Extract to read:
-- Opening Marker --

So, the Social Web Working Group created and edited ActivityPub and AS2 back in the mid-2010s. The group had a charter that extended into 2018; it was extended to early 2019 so the work on ActivityPub could be finished. The working group was then disbanded. A new Community Group, the SocialCG, had been started in 2017. It took over the process of supporting new extensions to AP and AS2, as well as maintaining the errata for the two main documents. Importantly, it can’t make major changes to the documents themselves — that requires a working group.
The experience of developers and users over the last decade in using ActivityPub has pointed out some real needs for updates to the documents. The W3C staff have asked the SocialCG to draft a charter for a new working group that could make backwards-compatible changes to these documents — adding clarifications, and possibly including new features. This would be great for the specifications, great for the Social Web, and great for the Internet at large.

-- Closing Marker --

Recorded information:
-- Opening Marker --

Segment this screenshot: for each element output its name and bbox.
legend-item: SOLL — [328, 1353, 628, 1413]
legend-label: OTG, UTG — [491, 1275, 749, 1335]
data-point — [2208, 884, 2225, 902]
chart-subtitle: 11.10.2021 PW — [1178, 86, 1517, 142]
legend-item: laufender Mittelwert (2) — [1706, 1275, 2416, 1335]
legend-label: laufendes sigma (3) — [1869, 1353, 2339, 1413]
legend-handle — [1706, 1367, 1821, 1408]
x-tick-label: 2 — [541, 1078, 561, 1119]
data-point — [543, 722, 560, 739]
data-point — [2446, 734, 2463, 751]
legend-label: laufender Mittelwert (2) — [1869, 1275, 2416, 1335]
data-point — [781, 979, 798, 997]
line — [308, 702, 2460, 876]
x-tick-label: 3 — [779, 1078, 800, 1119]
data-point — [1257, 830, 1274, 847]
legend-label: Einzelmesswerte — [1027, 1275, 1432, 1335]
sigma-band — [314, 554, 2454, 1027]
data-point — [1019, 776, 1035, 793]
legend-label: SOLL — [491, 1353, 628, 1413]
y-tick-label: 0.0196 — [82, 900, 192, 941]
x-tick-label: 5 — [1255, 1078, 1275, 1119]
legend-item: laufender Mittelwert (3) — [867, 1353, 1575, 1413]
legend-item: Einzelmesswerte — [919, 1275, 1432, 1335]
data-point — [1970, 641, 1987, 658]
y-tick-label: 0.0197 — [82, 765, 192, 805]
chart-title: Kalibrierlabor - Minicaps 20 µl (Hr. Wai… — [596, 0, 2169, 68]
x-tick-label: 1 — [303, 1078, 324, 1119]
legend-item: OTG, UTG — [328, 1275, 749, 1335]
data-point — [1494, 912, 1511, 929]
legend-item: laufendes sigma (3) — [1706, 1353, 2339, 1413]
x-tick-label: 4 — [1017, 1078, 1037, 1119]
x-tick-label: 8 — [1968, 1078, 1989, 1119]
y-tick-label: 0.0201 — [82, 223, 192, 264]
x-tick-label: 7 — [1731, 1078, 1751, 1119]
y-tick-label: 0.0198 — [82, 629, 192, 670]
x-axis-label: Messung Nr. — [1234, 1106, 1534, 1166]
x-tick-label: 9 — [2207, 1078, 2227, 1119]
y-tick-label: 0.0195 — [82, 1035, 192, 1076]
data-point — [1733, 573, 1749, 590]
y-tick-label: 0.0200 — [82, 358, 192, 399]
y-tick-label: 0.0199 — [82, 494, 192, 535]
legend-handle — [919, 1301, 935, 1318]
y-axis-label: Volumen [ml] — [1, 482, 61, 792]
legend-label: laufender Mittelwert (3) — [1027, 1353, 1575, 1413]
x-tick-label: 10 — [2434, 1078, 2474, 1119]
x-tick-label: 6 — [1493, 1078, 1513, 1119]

-- Closing Marker --

Tasks:
1. Transcribe the passage of the ActivityPub text between "So, the Social" and "a working group.", inclusive.
2. According to the ActivityPub text, in what year was the SocialCG started?
3. Using the ActivityPub text, explain why the charter of the Social Web Working Group was extended to early 2019.

Answers to the exercise:
1.
So, the Social Web Working Group created and edited ActivityPub and AS2 back in the mid-2010s. The group had a charter that extended into 2018; it was extended to early 2019 so the work on ActivityPub could be finished. The working group was then disbanded. A new Community Group, the SocialCG, had been started in 2017. It took over the process of supporting new extensions to AP and AS2, as well as maintaining the errata for the two main documents. Importantly, it can’t make major changes to the documents themselves — that requires a working group.

2. The SocialCG was started in 2017.

3. The charter was extended to early 2019 so that the work on ActivityPub could be finished.